> What needs to be done: Find the lines containing the word "Enumerate" and copy every one of them.

[Collection entries]

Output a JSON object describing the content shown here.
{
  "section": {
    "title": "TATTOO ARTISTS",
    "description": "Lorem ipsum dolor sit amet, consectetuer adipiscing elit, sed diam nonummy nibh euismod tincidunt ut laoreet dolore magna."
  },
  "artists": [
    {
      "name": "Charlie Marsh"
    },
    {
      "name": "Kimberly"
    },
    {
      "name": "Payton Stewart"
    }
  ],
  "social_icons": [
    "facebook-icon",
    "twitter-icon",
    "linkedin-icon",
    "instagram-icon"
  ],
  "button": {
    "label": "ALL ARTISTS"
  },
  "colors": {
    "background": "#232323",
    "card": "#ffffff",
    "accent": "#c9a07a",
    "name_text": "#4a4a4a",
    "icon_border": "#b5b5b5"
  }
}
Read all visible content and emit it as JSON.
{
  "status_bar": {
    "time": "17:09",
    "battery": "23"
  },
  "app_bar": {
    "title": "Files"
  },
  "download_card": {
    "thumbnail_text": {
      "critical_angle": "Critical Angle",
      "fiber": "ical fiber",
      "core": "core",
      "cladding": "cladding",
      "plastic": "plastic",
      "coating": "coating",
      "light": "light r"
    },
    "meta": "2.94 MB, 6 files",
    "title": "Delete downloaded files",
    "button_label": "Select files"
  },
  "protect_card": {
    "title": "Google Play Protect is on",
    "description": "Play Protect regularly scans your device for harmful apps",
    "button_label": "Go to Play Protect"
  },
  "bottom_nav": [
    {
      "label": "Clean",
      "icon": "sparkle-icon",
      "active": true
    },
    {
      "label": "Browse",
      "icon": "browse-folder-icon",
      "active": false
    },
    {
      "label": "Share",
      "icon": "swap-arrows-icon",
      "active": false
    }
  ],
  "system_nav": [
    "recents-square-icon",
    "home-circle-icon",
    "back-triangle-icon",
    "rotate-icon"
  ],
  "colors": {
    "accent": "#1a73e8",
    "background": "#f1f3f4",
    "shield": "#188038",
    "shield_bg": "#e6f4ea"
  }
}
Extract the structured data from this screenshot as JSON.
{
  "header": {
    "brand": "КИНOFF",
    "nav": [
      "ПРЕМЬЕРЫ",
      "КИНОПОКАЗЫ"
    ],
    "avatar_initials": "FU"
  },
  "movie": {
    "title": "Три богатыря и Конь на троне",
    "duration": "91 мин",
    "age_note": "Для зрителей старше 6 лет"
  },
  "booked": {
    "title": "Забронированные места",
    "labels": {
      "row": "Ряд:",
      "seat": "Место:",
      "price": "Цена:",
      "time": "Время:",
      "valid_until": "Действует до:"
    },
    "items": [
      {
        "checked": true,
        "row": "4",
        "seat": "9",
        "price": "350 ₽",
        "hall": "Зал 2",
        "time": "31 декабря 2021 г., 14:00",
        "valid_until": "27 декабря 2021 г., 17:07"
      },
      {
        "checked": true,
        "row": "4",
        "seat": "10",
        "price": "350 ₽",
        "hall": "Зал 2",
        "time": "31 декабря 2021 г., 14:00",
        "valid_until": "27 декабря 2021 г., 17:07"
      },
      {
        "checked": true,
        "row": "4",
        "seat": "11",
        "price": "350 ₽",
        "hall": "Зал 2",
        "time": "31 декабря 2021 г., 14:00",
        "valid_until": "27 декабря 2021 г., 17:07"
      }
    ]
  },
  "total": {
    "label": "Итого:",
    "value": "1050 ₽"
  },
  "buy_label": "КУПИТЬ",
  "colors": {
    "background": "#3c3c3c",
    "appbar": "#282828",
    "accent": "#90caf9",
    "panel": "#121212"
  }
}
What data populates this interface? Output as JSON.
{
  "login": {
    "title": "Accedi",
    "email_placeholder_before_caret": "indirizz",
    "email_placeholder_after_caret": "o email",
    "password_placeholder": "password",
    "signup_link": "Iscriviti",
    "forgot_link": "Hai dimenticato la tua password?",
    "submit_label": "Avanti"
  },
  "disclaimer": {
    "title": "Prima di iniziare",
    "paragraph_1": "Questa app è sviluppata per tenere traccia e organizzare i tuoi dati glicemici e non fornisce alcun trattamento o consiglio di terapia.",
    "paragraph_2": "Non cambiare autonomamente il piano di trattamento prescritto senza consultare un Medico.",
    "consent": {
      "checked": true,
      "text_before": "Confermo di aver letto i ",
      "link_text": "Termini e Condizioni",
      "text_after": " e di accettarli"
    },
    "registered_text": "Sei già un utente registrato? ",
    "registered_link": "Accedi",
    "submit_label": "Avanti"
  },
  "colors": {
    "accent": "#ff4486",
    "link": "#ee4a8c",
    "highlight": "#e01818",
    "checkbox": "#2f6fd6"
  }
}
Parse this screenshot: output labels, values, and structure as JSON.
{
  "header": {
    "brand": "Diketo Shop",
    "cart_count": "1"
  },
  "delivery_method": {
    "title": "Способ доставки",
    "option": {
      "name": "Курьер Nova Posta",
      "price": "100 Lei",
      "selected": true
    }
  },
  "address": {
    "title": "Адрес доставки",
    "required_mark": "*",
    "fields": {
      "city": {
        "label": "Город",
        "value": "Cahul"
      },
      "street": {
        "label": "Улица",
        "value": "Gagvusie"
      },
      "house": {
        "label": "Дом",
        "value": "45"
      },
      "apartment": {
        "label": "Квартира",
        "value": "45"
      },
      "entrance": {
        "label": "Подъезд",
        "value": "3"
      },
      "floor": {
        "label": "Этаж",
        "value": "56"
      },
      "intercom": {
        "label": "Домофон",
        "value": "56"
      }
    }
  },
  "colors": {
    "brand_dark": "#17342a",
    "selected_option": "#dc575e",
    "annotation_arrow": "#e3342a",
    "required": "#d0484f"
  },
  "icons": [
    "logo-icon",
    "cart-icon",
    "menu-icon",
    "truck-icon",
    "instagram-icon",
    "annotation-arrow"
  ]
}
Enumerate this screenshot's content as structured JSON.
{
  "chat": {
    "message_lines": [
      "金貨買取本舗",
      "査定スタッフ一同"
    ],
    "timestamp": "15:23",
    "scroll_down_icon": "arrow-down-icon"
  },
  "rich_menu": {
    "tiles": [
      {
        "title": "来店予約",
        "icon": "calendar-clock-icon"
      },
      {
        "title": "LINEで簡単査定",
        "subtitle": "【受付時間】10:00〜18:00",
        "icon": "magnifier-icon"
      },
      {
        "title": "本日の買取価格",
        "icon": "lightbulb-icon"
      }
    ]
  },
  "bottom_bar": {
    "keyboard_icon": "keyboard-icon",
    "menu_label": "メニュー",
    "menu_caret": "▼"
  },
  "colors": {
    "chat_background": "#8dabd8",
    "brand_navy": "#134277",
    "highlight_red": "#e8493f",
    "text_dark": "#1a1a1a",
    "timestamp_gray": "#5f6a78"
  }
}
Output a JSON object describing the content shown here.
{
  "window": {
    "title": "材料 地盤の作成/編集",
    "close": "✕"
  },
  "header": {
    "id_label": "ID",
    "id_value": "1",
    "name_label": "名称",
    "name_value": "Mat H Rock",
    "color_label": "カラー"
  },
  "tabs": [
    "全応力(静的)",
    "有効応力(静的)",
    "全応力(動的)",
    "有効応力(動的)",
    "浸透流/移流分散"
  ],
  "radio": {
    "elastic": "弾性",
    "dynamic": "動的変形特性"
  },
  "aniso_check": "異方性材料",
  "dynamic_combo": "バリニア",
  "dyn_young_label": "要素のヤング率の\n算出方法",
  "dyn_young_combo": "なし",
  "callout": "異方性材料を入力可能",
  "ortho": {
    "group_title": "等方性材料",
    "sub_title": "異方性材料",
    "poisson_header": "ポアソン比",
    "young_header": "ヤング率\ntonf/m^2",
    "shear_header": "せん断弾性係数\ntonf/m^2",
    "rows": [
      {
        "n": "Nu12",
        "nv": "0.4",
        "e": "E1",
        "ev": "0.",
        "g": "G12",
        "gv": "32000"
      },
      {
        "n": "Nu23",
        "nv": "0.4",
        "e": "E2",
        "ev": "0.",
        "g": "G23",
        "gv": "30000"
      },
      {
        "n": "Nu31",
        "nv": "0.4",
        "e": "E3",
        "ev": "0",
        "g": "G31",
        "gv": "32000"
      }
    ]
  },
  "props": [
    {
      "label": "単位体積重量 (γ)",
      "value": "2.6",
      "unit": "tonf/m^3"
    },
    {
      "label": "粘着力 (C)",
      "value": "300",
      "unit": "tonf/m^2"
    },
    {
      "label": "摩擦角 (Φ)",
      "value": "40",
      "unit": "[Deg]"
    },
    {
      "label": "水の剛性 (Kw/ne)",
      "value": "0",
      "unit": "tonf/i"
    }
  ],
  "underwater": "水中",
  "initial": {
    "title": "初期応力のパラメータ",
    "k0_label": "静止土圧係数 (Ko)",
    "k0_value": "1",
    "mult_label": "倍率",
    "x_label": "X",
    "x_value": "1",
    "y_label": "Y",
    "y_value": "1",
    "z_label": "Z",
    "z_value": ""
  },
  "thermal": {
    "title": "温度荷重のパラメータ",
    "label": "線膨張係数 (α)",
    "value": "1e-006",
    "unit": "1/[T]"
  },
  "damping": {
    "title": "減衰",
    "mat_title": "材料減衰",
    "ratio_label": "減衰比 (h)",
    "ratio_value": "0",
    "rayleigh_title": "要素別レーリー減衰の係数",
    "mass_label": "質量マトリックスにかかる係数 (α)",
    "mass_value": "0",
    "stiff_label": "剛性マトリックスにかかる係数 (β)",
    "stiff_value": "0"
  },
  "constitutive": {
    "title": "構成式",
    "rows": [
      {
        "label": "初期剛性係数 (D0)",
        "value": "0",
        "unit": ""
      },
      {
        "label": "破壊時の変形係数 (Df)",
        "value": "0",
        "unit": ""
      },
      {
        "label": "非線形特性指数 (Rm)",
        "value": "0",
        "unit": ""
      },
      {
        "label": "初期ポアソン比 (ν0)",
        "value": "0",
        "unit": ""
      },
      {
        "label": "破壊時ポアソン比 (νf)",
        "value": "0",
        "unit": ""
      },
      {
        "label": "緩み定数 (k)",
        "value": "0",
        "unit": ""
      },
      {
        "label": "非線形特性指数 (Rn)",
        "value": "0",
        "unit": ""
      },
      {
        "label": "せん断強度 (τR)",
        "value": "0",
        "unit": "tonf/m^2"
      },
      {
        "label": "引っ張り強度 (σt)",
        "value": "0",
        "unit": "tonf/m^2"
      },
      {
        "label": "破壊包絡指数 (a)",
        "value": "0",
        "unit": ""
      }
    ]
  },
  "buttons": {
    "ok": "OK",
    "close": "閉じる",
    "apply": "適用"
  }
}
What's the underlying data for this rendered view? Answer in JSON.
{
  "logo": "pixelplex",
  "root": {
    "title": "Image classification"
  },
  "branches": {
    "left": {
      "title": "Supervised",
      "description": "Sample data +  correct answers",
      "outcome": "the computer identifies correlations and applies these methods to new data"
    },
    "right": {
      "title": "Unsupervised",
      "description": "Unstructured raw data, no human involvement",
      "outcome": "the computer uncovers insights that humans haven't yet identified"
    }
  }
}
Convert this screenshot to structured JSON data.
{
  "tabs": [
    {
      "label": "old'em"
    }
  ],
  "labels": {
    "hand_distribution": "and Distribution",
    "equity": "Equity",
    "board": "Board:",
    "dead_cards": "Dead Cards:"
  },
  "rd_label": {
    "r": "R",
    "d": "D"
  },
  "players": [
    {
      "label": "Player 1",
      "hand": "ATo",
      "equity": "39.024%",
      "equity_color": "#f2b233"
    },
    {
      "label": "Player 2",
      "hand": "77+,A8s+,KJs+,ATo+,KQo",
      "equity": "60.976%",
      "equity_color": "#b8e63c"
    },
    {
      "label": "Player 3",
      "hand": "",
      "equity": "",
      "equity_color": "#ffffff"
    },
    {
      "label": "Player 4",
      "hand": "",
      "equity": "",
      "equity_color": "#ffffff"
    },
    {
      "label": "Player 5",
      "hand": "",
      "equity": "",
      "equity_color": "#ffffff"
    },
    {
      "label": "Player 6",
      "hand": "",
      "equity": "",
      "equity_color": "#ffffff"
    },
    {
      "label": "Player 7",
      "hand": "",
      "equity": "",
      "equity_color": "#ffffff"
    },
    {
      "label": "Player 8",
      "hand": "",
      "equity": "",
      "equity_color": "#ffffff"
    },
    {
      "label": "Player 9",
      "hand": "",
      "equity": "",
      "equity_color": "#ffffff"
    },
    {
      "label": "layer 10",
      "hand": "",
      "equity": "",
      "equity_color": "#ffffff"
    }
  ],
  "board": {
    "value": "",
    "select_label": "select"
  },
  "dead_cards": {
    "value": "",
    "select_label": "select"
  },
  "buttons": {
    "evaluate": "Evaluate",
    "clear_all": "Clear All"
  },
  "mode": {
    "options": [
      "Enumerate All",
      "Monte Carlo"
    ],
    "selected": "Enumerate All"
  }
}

> Written response:
Enumerate this screenshot's content as structured JSON.
      "Enumerate All",
    "selected": "Enumerate All"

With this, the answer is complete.